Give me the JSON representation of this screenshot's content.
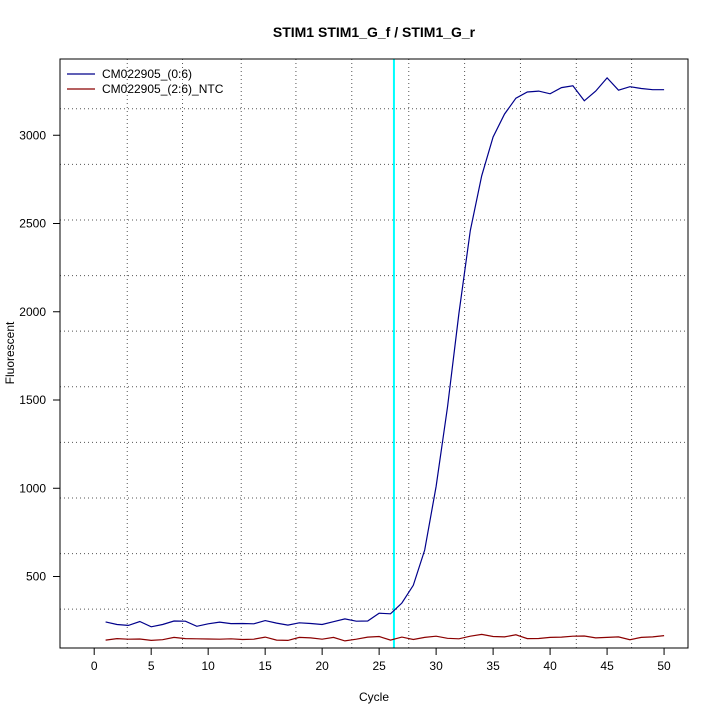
{
  "chart_data": {
    "type": "line",
    "title": "STIM1  STIM1_G_f / STIM1_G_r",
    "xlabel": "Cycle",
    "ylabel": "Fluorescent",
    "xlim": [
      -3,
      52.1
    ],
    "ylim": [
      95,
      3432
    ],
    "xticks": [
      0,
      5,
      10,
      15,
      20,
      25,
      30,
      35,
      40,
      45,
      50
    ],
    "yticks": [
      500,
      1000,
      1500,
      2000,
      2500,
      3000
    ],
    "grid": true,
    "grid_x": [
      2.9,
      7.75,
      12.9,
      17.7,
      22.6,
      27.6,
      32.5,
      37.4,
      42.3,
      47.15
    ],
    "grid_y": [
      315,
      630,
      945,
      1260,
      1575,
      1890,
      2205,
      2520,
      2835,
      3150
    ],
    "threshold_cycle": 26.3,
    "threshold_color": "#00ffff",
    "legend_position": "top-left",
    "x": [
      1,
      2,
      3,
      4,
      5,
      6,
      7,
      8,
      9,
      10,
      11,
      12,
      13,
      14,
      15,
      16,
      17,
      18,
      19,
      20,
      21,
      22,
      23,
      24,
      25,
      26,
      27,
      28,
      29,
      30,
      31,
      32,
      33,
      34,
      35,
      36,
      37,
      38,
      39,
      40,
      41,
      42,
      43,
      44,
      45,
      46,
      47,
      48,
      49,
      50
    ],
    "series": [
      {
        "name": "CM022905_(0:6)",
        "color": "#00008b",
        "values": [
          243,
          228,
          223,
          245,
          215,
          228,
          248,
          247,
          218,
          232,
          242,
          233,
          234,
          232,
          250,
          236,
          225,
          238,
          234,
          228,
          244,
          260,
          247,
          248,
          292,
          289,
          350,
          450,
          650,
          1010,
          1460,
          1990,
          2460,
          2770,
          2990,
          3120,
          3210,
          3245,
          3250,
          3235,
          3270,
          3280,
          3195,
          3250,
          3325,
          3255,
          3275,
          3265,
          3258,
          3258
        ]
      },
      {
        "name": "CM022905_(2:6)_NTC",
        "color": "#8b0000",
        "values": [
          140,
          148,
          145,
          146,
          138,
          142,
          155,
          148,
          147,
          146,
          145,
          147,
          143,
          145,
          157,
          140,
          138,
          155,
          152,
          145,
          155,
          135,
          145,
          157,
          160,
          140,
          157,
          143,
          155,
          162,
          150,
          147,
          162,
          172,
          160,
          158,
          170,
          148,
          149,
          155,
          157,
          162,
          163,
          152,
          155,
          158,
          142,
          155,
          158,
          165
        ]
      }
    ]
  }
}
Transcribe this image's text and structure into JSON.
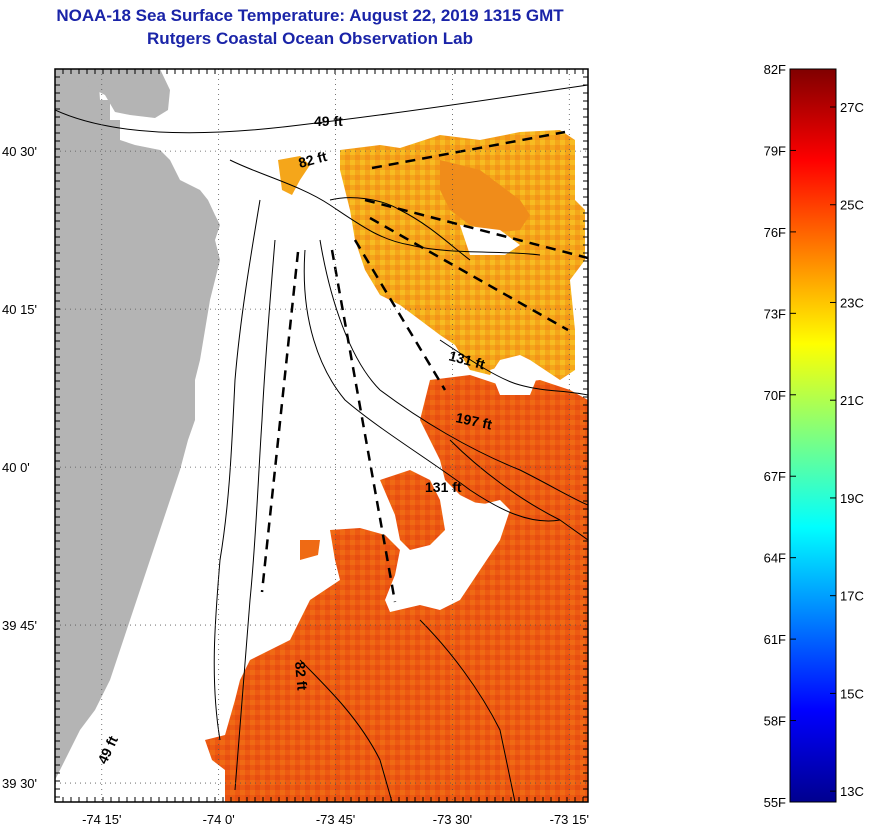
{
  "header": {
    "title": "NOAA-18 Sea Surface Temperature:  August 22, 2019 1315 GMT",
    "subtitle": "Rutgers Coastal Ocean Observation Lab"
  },
  "map": {
    "lat_labels": [
      "40 30'",
      "40 15'",
      "40 0'",
      "39 45'",
      "39 30'"
    ],
    "lon_labels": [
      "-74 15'",
      "-74 0'",
      "-73 45'",
      "-73 30'",
      "-73 15'"
    ],
    "lat_values": [
      40.5,
      40.25,
      40.0,
      39.75,
      39.5
    ],
    "lon_values": [
      -74.25,
      -74.0,
      -73.75,
      -73.5,
      -73.25
    ],
    "depth_labels": [
      "49 ft",
      "82 ft",
      "131 ft",
      "197 ft",
      "131 ft",
      "82 ft",
      "49 ft"
    ],
    "colors": {
      "land": "#b4b4b4",
      "water_nodata": "#ffffff"
    }
  },
  "colorbar": {
    "f_labels": [
      "82F",
      "79F",
      "76F",
      "73F",
      "70F",
      "67F",
      "64F",
      "61F",
      "58F",
      "55F"
    ],
    "c_labels": [
      "27C",
      "25C",
      "23C",
      "21C",
      "19C",
      "17C",
      "15C",
      "13C"
    ],
    "range_f": [
      55,
      82
    ],
    "colormap": "jet"
  }
}
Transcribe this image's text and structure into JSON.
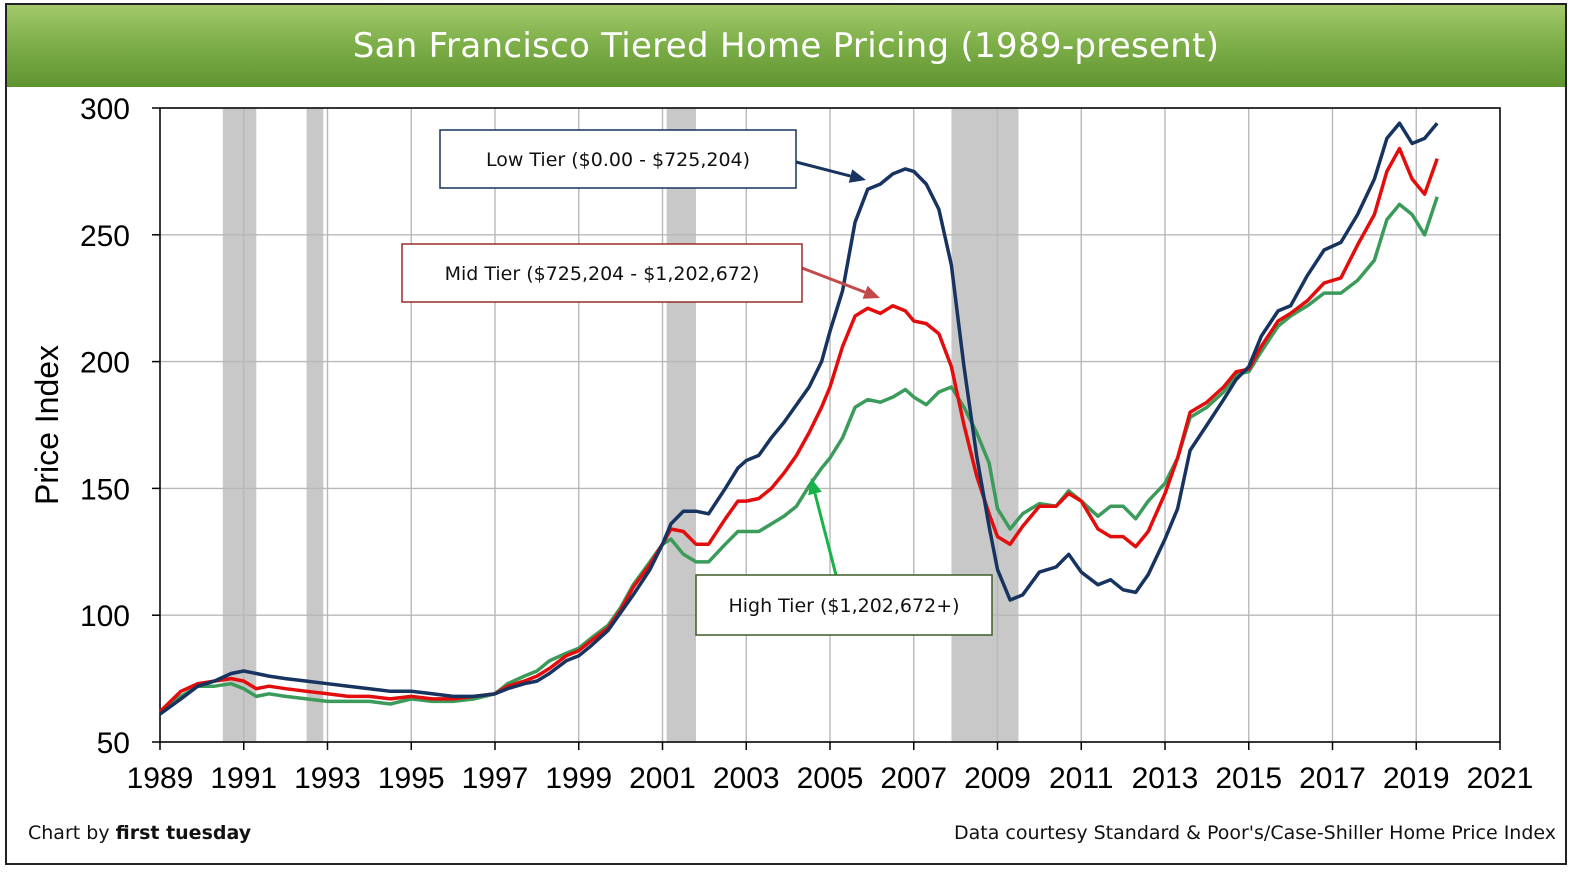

|---|

EXERCISE DESCRIPTION — Transcribe every entry above exactly. Omit all pictures.

COMPLETE RESPONSE —
Give me the JSON representation of this screenshot's content.
{
  "chart_data": {
    "type": "line",
    "title": "STIM1  STIM1_G_f / STIM1_G_r",
    "xlabel": "Cycle",
    "ylabel": "Fluorescent",
    "xlim": [
      -3,
      52.1
    ],
    "ylim": [
      95,
      3432
    ],
    "xticks": [
      0,
      5,
      10,
      15,
      20,
      25,
      30,
      35,
      40,
      45,
      50
    ],
    "yticks": [
      500,
      1000,
      1500,
      2000,
      2500,
      3000
    ],
    "grid": true,
    "grid_x": [
      2.9,
      7.75,
      12.9,
      17.7,
      22.6,
      27.6,
      32.5,
      37.4,
      42.3,
      47.15
    ],
    "grid_y": [
      315,
      630,
      945,
      1260,
      1575,
      1890,
      2205,
      2520,
      2835,
      3150
    ],
    "threshold_cycle": 26.3,
    "threshold_color": "#00ffff",
    "legend_position": "top-left",
    "x": [
      1,
      2,
      3,
      4,
      5,
      6,
      7,
      8,
      9,
      10,
      11,
      12,
      13,
      14,
      15,
      16,
      17,
      18,
      19,
      20,
      21,
      22,
      23,
      24,
      25,
      26,
      27,
      28,
      29,
      30,
      31,
      32,
      33,
      34,
      35,
      36,
      37,
      38,
      39,
      40,
      41,
      42,
      43,
      44,
      45,
      46,
      47,
      48,
      49,
      50
    ],
    "series": [
      {
        "name": "CM022905_(0:6)",
        "color": "#00008b",
        "values": [
          243,
          228,
          223,
          245,
          215,
          228,
          248,
          247,
          218,
          232,
          242,
          233,
          234,
          232,
          250,
          236,
          225,
          238,
          234,
          228,
          244,
          260,
          247,
          248,
          292,
          289,
          350,
          450,
          650,
          1010,
          1460,
          1990,
          2460,
          2770,
          2990,
          3120,
          3210,
          3245,
          3250,
          3235,
          3270,
          3280,
          3195,
          3250,
          3325,
          3255,
          3275,
          3265,
          3258,
          3258
        ]
      },
      {
        "name": "CM022905_(2:6)_NTC",
        "color": "#8b0000",
        "values": [
          140,
          148,
          145,
          146,
          138,
          142,
          155,
          148,
          147,
          146,
          145,
          147,
          143,
          145,
          157,
          140,
          138,
          155,
          152,
          145,
          155,
          135,
          145,
          157,
          160,
          140,
          157,
          143,
          155,
          162,
          150,
          147,
          162,
          172,
          160,
          158,
          170,
          148,
          149,
          155,
          157,
          162,
          163,
          152,
          155,
          158,
          142,
          155,
          158,
          165
        ]
      }
    ]
  }
}
Transcribe this image's text and structure into JSON.
{
  "header": {
    "title": "NOAA-18 Sea Surface Temperature:  August 22, 2019 1315 GMT",
    "subtitle": "Rutgers Coastal Ocean Observation Lab"
  },
  "map": {
    "lat_labels": [
      "40 30'",
      "40 15'",
      "40 0'",
      "39 45'",
      "39 30'"
    ],
    "lon_labels": [
      "-74 15'",
      "-74 0'",
      "-73 45'",
      "-73 30'",
      "-73 15'"
    ],
    "lat_values": [
      40.5,
      40.25,
      40.0,
      39.75,
      39.5
    ],
    "lon_values": [
      -74.25,
      -74.0,
      -73.75,
      -73.5,
      -73.25
    ],
    "depth_labels": [
      "49 ft",
      "82 ft",
      "131 ft",
      "197 ft",
      "131 ft",
      "82 ft",
      "49 ft"
    ],
    "colors": {
      "land": "#b4b4b4",
      "water_nodata": "#ffffff"
    }
  },
  "colorbar": {
    "f_labels": [
      "82F",
      "79F",
      "76F",
      "73F",
      "70F",
      "67F",
      "64F",
      "61F",
      "58F",
      "55F"
    ],
    "c_labels": [
      "27C",
      "25C",
      "23C",
      "21C",
      "19C",
      "17C",
      "15C",
      "13C"
    ],
    "range_f": [
      55,
      82
    ],
    "colormap": "jet"
  }
}
Transcribe this image's text and structure into JSON.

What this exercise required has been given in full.